[Stored data]
## BEGIN

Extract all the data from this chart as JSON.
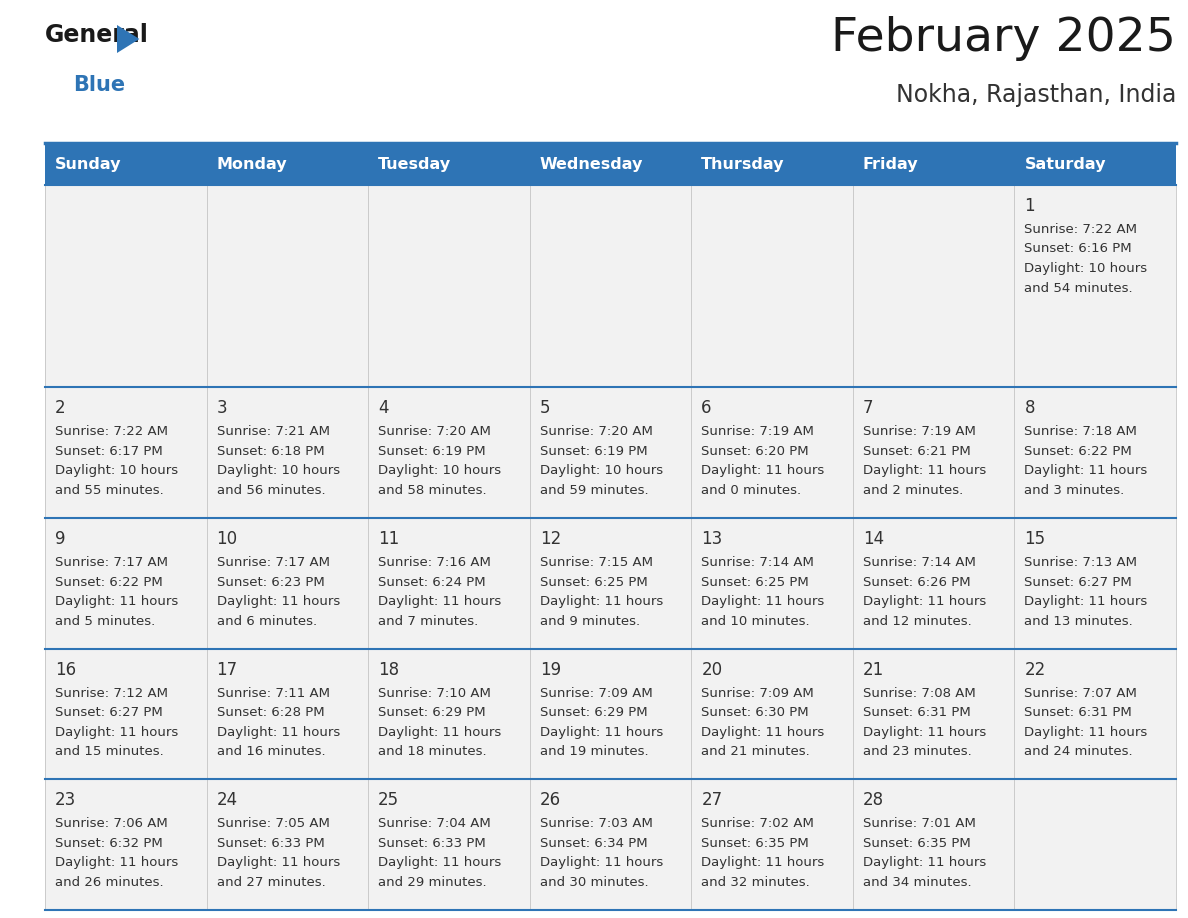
{
  "title": "February 2025",
  "subtitle": "Nokha, Rajasthan, India",
  "header_bg": "#2E74B5",
  "header_text_color": "#FFFFFF",
  "weekdays": [
    "Sunday",
    "Monday",
    "Tuesday",
    "Wednesday",
    "Thursday",
    "Friday",
    "Saturday"
  ],
  "cell_bg": "#F2F2F2",
  "border_color": "#2E74B5",
  "day_text_color": "#333333",
  "info_text_color": "#333333",
  "separator_color": "#2E74B5",
  "calendar_data": [
    [
      null,
      null,
      null,
      null,
      null,
      null,
      {
        "day": 1,
        "sunrise": "7:22 AM",
        "sunset": "6:16 PM",
        "daylight_h": "10 hours",
        "daylight_m": "54 minutes."
      }
    ],
    [
      {
        "day": 2,
        "sunrise": "7:22 AM",
        "sunset": "6:17 PM",
        "daylight_h": "10 hours",
        "daylight_m": "55 minutes."
      },
      {
        "day": 3,
        "sunrise": "7:21 AM",
        "sunset": "6:18 PM",
        "daylight_h": "10 hours",
        "daylight_m": "56 minutes."
      },
      {
        "day": 4,
        "sunrise": "7:20 AM",
        "sunset": "6:19 PM",
        "daylight_h": "10 hours",
        "daylight_m": "58 minutes."
      },
      {
        "day": 5,
        "sunrise": "7:20 AM",
        "sunset": "6:19 PM",
        "daylight_h": "10 hours",
        "daylight_m": "59 minutes."
      },
      {
        "day": 6,
        "sunrise": "7:19 AM",
        "sunset": "6:20 PM",
        "daylight_h": "11 hours",
        "daylight_m": "0 minutes."
      },
      {
        "day": 7,
        "sunrise": "7:19 AM",
        "sunset": "6:21 PM",
        "daylight_h": "11 hours",
        "daylight_m": "2 minutes."
      },
      {
        "day": 8,
        "sunrise": "7:18 AM",
        "sunset": "6:22 PM",
        "daylight_h": "11 hours",
        "daylight_m": "3 minutes."
      }
    ],
    [
      {
        "day": 9,
        "sunrise": "7:17 AM",
        "sunset": "6:22 PM",
        "daylight_h": "11 hours",
        "daylight_m": "5 minutes."
      },
      {
        "day": 10,
        "sunrise": "7:17 AM",
        "sunset": "6:23 PM",
        "daylight_h": "11 hours",
        "daylight_m": "6 minutes."
      },
      {
        "day": 11,
        "sunrise": "7:16 AM",
        "sunset": "6:24 PM",
        "daylight_h": "11 hours",
        "daylight_m": "7 minutes."
      },
      {
        "day": 12,
        "sunrise": "7:15 AM",
        "sunset": "6:25 PM",
        "daylight_h": "11 hours",
        "daylight_m": "9 minutes."
      },
      {
        "day": 13,
        "sunrise": "7:14 AM",
        "sunset": "6:25 PM",
        "daylight_h": "11 hours",
        "daylight_m": "10 minutes."
      },
      {
        "day": 14,
        "sunrise": "7:14 AM",
        "sunset": "6:26 PM",
        "daylight_h": "11 hours",
        "daylight_m": "12 minutes."
      },
      {
        "day": 15,
        "sunrise": "7:13 AM",
        "sunset": "6:27 PM",
        "daylight_h": "11 hours",
        "daylight_m": "13 minutes."
      }
    ],
    [
      {
        "day": 16,
        "sunrise": "7:12 AM",
        "sunset": "6:27 PM",
        "daylight_h": "11 hours",
        "daylight_m": "15 minutes."
      },
      {
        "day": 17,
        "sunrise": "7:11 AM",
        "sunset": "6:28 PM",
        "daylight_h": "11 hours",
        "daylight_m": "16 minutes."
      },
      {
        "day": 18,
        "sunrise": "7:10 AM",
        "sunset": "6:29 PM",
        "daylight_h": "11 hours",
        "daylight_m": "18 minutes."
      },
      {
        "day": 19,
        "sunrise": "7:09 AM",
        "sunset": "6:29 PM",
        "daylight_h": "11 hours",
        "daylight_m": "19 minutes."
      },
      {
        "day": 20,
        "sunrise": "7:09 AM",
        "sunset": "6:30 PM",
        "daylight_h": "11 hours",
        "daylight_m": "21 minutes."
      },
      {
        "day": 21,
        "sunrise": "7:08 AM",
        "sunset": "6:31 PM",
        "daylight_h": "11 hours",
        "daylight_m": "23 minutes."
      },
      {
        "day": 22,
        "sunrise": "7:07 AM",
        "sunset": "6:31 PM",
        "daylight_h": "11 hours",
        "daylight_m": "24 minutes."
      }
    ],
    [
      {
        "day": 23,
        "sunrise": "7:06 AM",
        "sunset": "6:32 PM",
        "daylight_h": "11 hours",
        "daylight_m": "26 minutes."
      },
      {
        "day": 24,
        "sunrise": "7:05 AM",
        "sunset": "6:33 PM",
        "daylight_h": "11 hours",
        "daylight_m": "27 minutes."
      },
      {
        "day": 25,
        "sunrise": "7:04 AM",
        "sunset": "6:33 PM",
        "daylight_h": "11 hours",
        "daylight_m": "29 minutes."
      },
      {
        "day": 26,
        "sunrise": "7:03 AM",
        "sunset": "6:34 PM",
        "daylight_h": "11 hours",
        "daylight_m": "30 minutes."
      },
      {
        "day": 27,
        "sunrise": "7:02 AM",
        "sunset": "6:35 PM",
        "daylight_h": "11 hours",
        "daylight_m": "32 minutes."
      },
      {
        "day": 28,
        "sunrise": "7:01 AM",
        "sunset": "6:35 PM",
        "daylight_h": "11 hours",
        "daylight_m": "34 minutes."
      },
      null
    ]
  ],
  "logo_text_general": "General",
  "logo_text_blue": "Blue",
  "fig_width": 11.88,
  "fig_height": 9.18,
  "dpi": 100
}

## END

From the data above, write out everything exactly except the pictures.

TASK ANSWER:
Extract all the data from this chart as JSON.
{
  "title": "February 2025",
  "subtitle": "Nokha, Rajasthan, India",
  "header_bg": "#2E74B5",
  "header_text_color": "#FFFFFF",
  "weekdays": [
    "Sunday",
    "Monday",
    "Tuesday",
    "Wednesday",
    "Thursday",
    "Friday",
    "Saturday"
  ],
  "cell_bg": "#F2F2F2",
  "border_color": "#2E74B5",
  "day_text_color": "#333333",
  "info_text_color": "#333333",
  "separator_color": "#2E74B5",
  "calendar_data": [
    [
      null,
      null,
      null,
      null,
      null,
      null,
      {
        "day": 1,
        "sunrise": "7:22 AM",
        "sunset": "6:16 PM",
        "daylight_h": "10 hours",
        "daylight_m": "54 minutes."
      }
    ],
    [
      {
        "day": 2,
        "sunrise": "7:22 AM",
        "sunset": "6:17 PM",
        "daylight_h": "10 hours",
        "daylight_m": "55 minutes."
      },
      {
        "day": 3,
        "sunrise": "7:21 AM",
        "sunset": "6:18 PM",
        "daylight_h": "10 hours",
        "daylight_m": "56 minutes."
      },
      {
        "day": 4,
        "sunrise": "7:20 AM",
        "sunset": "6:19 PM",
        "daylight_h": "10 hours",
        "daylight_m": "58 minutes."
      },
      {
        "day": 5,
        "sunrise": "7:20 AM",
        "sunset": "6:19 PM",
        "daylight_h": "10 hours",
        "daylight_m": "59 minutes."
      },
      {
        "day": 6,
        "sunrise": "7:19 AM",
        "sunset": "6:20 PM",
        "daylight_h": "11 hours",
        "daylight_m": "0 minutes."
      },
      {
        "day": 7,
        "sunrise": "7:19 AM",
        "sunset": "6:21 PM",
        "daylight_h": "11 hours",
        "daylight_m": "2 minutes."
      },
      {
        "day": 8,
        "sunrise": "7:18 AM",
        "sunset": "6:22 PM",
        "daylight_h": "11 hours",
        "daylight_m": "3 minutes."
      }
    ],
    [
      {
        "day": 9,
        "sunrise": "7:17 AM",
        "sunset": "6:22 PM",
        "daylight_h": "11 hours",
        "daylight_m": "5 minutes."
      },
      {
        "day": 10,
        "sunrise": "7:17 AM",
        "sunset": "6:23 PM",
        "daylight_h": "11 hours",
        "daylight_m": "6 minutes."
      },
      {
        "day": 11,
        "sunrise": "7:16 AM",
        "sunset": "6:24 PM",
        "daylight_h": "11 hours",
        "daylight_m": "7 minutes."
      },
      {
        "day": 12,
        "sunrise": "7:15 AM",
        "sunset": "6:25 PM",
        "daylight_h": "11 hours",
        "daylight_m": "9 minutes."
      },
      {
        "day": 13,
        "sunrise": "7:14 AM",
        "sunset": "6:25 PM",
        "daylight_h": "11 hours",
        "daylight_m": "10 minutes."
      },
      {
        "day": 14,
        "sunrise": "7:14 AM",
        "sunset": "6:26 PM",
        "daylight_h": "11 hours",
        "daylight_m": "12 minutes."
      },
      {
        "day": 15,
        "sunrise": "7:13 AM",
        "sunset": "6:27 PM",
        "daylight_h": "11 hours",
        "daylight_m": "13 minutes."
      }
    ],
    [
      {
        "day": 16,
        "sunrise": "7:12 AM",
        "sunset": "6:27 PM",
        "daylight_h": "11 hours",
        "daylight_m": "15 minutes."
      },
      {
        "day": 17,
        "sunrise": "7:11 AM",
        "sunset": "6:28 PM",
        "daylight_h": "11 hours",
        "daylight_m": "16 minutes."
      },
      {
        "day": 18,
        "sunrise": "7:10 AM",
        "sunset": "6:29 PM",
        "daylight_h": "11 hours",
        "daylight_m": "18 minutes."
      },
      {
        "day": 19,
        "sunrise": "7:09 AM",
        "sunset": "6:29 PM",
        "daylight_h": "11 hours",
        "daylight_m": "19 minutes."
      },
      {
        "day": 20,
        "sunrise": "7:09 AM",
        "sunset": "6:30 PM",
        "daylight_h": "11 hours",
        "daylight_m": "21 minutes."
      },
      {
        "day": 21,
        "sunrise": "7:08 AM",
        "sunset": "6:31 PM",
        "daylight_h": "11 hours",
        "daylight_m": "23 minutes."
      },
      {
        "day": 22,
        "sunrise": "7:07 AM",
        "sunset": "6:31 PM",
        "daylight_h": "11 hours",
        "daylight_m": "24 minutes."
      }
    ],
    [
      {
        "day": 23,
        "sunrise": "7:06 AM",
        "sunset": "6:32 PM",
        "daylight_h": "11 hours",
        "daylight_m": "26 minutes."
      },
      {
        "day": 24,
        "sunrise": "7:05 AM",
        "sunset": "6:33 PM",
        "daylight_h": "11 hours",
        "daylight_m": "27 minutes."
      },
      {
        "day": 25,
        "sunrise": "7:04 AM",
        "sunset": "6:33 PM",
        "daylight_h": "11 hours",
        "daylight_m": "29 minutes."
      },
      {
        "day": 26,
        "sunrise": "7:03 AM",
        "sunset": "6:34 PM",
        "daylight_h": "11 hours",
        "daylight_m": "30 minutes."
      },
      {
        "day": 27,
        "sunrise": "7:02 AM",
        "sunset": "6:35 PM",
        "daylight_h": "11 hours",
        "daylight_m": "32 minutes."
      },
      {
        "day": 28,
        "sunrise": "7:01 AM",
        "sunset": "6:35 PM",
        "daylight_h": "11 hours",
        "daylight_m": "34 minutes."
      },
      null
    ]
  ],
  "logo_text_general": "General",
  "logo_text_blue": "Blue",
  "fig_width": 11.88,
  "fig_height": 9.18,
  "dpi": 100
}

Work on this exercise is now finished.